Page text:
While the Debtor admits that he did not file a timely return for the tax years in question, he contends that the tax liabilities are dischargeable because he did file an actual tax return, albeit more than two years after they were due; therefore, the Government's contention that this is a tax within the exception is without merit.

In response, the Government contends that under the applicable law, a return filed by a taxpayer after the Government has filed an SFR and made an assessment based on the SFR is not deemed to be a return within the meaning of Section 523(a)(1). Therefore, the Debtor is liable for unpaid taxes as determined by the SFR and the debt is nondischargeable. In support of this proposition, the Government cites United States v. Hindenlang (In re Hindenlang), 164 F.3d 1029 (6th Cir.1999). The Court of Appeals in Hindenlang held that a substitute return is a nullity and is deemed to be a non-filed return; therefore, an actual return filed by the taxpayer after the Government assessed the taxes serves no purpose and should be disregarded. Under this scenario, the liabilities are nondischargeable pursuant to Section 523(a)(1)(B).

In support of his position, the Debtor argues that in Griffith v. United States (In re Griffith), 206 F.3d 1389 (11th Cir.2000), the Eleventh Circuit held that the mere non filing of a tax return is insufficient by itself to declare the debt involved to be nondischargeable, and the Government has the burden to establish that the tax payer willfully attempted in any manner to evade or defeat the tax.

The difficulty with the position urged by the Debtor should be evident when one considers the basis of a claim of nondischargeability asserted by the Government. The Government does not rely on Section 523(a)(1)(C) but the claim is based on Section 523(a)(1)(B)(i) which applies in instances where the taxpayer did not file a return and, according to Hindenlang, in the present instance no return has been filed.

The Debtor contends, however, that Hindenlang is wrong and if accepted would produce an absurd result. This is so because if the substitute return is not a *754 return and the actual filed return is no long acceptable as a return, then in this particular instance no return has been filed by anyone. Therefore, no liability for unpaid taxes has been established. According to the Debtor, Congress could not have intended this result and, further, if Congress has intended to specifically deal with returns filed after assessment it would have done so. Thus, the Debtor urges that this Court should not read into the exception something which is not there. Therefore, the liability as shown on the return ultimately filed by the Debtor should be the amount of the liability and should be discharged.

Prompt 1:
Reproduce the passage of the bankruptcy opinion starting with "While the Debtor" and going on through "is without merit.".
Prompt 2:
According to the bankruptcy opinion, which court of appeals decided Hindenlang?
Prompt 3:
Extend the bankruptcy opinion on tax debt dischargeability by writing what comes next after its final sentence.

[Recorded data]
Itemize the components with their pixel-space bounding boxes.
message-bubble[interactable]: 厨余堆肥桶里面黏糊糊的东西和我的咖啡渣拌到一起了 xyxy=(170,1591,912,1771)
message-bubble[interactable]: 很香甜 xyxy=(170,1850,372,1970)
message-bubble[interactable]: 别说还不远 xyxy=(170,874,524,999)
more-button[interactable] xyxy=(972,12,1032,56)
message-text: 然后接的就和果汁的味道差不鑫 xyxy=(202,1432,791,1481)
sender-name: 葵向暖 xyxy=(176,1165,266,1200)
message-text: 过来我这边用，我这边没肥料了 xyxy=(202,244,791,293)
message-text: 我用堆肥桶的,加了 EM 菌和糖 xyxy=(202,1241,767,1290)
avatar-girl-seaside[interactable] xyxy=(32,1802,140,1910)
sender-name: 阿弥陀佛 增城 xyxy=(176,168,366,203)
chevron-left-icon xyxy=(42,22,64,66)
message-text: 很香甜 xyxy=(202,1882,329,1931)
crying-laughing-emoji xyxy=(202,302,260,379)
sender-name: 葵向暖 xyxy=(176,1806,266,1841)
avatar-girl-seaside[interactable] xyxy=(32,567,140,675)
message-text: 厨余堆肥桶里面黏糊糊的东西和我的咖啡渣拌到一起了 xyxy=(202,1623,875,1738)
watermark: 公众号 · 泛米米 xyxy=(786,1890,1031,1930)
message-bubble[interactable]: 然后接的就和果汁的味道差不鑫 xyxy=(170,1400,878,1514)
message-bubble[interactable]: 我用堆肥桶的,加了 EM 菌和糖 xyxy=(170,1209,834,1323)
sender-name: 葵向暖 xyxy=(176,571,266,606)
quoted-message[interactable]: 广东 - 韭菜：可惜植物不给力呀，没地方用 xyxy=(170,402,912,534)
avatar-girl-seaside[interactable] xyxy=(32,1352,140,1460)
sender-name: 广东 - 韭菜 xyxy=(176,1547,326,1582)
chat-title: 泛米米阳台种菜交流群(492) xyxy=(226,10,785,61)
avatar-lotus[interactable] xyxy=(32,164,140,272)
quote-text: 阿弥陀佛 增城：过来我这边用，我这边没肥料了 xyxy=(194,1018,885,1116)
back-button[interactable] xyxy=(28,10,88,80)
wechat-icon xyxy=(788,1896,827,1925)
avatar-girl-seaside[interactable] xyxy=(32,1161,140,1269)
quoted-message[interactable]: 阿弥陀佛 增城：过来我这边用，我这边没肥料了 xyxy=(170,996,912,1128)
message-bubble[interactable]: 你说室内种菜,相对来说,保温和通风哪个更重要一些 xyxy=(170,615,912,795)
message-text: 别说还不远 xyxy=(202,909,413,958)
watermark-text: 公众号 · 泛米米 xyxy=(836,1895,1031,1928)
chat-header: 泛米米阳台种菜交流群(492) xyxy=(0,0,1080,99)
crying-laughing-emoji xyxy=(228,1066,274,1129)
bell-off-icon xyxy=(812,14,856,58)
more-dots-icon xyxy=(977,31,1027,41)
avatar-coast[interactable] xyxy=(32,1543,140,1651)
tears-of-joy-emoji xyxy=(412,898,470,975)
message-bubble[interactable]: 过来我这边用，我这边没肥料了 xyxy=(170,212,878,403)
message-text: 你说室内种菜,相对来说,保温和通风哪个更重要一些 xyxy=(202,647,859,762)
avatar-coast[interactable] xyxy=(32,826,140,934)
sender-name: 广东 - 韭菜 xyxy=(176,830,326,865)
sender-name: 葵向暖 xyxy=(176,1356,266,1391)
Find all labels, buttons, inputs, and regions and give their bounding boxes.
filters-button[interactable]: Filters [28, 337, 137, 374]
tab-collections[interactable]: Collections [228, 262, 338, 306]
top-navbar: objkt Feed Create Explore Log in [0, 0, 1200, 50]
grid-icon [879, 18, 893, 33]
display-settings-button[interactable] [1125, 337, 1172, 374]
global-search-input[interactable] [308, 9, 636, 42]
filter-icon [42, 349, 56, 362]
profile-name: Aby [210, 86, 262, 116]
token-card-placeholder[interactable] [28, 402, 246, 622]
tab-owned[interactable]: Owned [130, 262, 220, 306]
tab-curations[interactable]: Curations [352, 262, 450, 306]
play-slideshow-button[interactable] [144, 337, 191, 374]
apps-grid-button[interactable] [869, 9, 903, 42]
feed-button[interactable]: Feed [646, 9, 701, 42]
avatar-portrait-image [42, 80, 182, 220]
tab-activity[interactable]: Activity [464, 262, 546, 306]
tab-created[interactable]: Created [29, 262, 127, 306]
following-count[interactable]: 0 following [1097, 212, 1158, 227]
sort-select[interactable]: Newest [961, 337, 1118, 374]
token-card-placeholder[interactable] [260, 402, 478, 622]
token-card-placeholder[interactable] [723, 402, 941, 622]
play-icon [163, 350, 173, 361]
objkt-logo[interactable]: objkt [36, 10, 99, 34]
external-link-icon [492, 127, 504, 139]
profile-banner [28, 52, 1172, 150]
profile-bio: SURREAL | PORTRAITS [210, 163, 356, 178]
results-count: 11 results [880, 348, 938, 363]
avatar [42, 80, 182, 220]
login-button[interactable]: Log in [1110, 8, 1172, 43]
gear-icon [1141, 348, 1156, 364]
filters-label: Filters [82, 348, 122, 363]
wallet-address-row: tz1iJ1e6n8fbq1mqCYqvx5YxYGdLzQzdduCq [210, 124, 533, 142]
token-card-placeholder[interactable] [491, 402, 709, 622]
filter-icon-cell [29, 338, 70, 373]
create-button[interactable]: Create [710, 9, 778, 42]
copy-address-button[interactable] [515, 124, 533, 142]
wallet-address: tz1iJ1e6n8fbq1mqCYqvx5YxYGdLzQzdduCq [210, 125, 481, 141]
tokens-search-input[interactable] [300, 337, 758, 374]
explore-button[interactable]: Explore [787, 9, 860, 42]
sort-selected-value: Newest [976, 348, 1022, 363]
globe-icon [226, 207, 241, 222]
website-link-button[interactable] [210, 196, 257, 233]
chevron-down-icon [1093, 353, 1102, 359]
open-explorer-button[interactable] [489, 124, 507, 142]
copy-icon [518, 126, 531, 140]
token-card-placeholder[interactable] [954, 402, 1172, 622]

Answer box 1:
While the Debtor admits that he did not file a timely return for the tax years in question, he contends that the tax liabilities are dischargeable because he did file an actual tax return, albeit more than two years after they were due; therefore, the Government's contention that this is a tax within the exception is without merit.

Answer box 2:
The Sixth Circuit.

Answer box 3:
This Court considered the respective positions advanced by the parties and the provision of the Internal Revenue Code, 26 U.S.C. § 6020(b) which provides that an assessment made by the Government based on a substitute return is a proper determination for a taxpayer's liability and is a valid assessment. In this light, the Government points out that when the taxpayer was notified by the IRS with the so-called 90-day letter, the taxpayer had a right to challenge the liability in the Tax Court. The Debtor did not do so. The Debtor did not file an actual return for the years in question until the Government had already made the assessments.

Based on the foregoing, and having heard argument of counsel and reviewed the record, this Court is satisfied that the Government's position is well taken and the tax liabilities of the Debtor as determined by the SFR for the years in question are within the exception to discharge pursuant to Section 523(a)(1)(B)(i).

Accordingly, it is

ORDERED, ADJUDGED AND DECREED that the Motion for Summary Judgment filed by the Debtor be, and the same is hereby, denied. It is further

ORDERED, ADJUDGED AND DECREED that the Motion for Summary Judgment filed by the Government be, and the same is hereby, granted and the tax liability owed by the Debtor for the years 1990, 1991 and 1992 in the amounts stated in the assessment by the IRS are nondischargeable. A separate final judgment will be entered in accordance with the foregoing.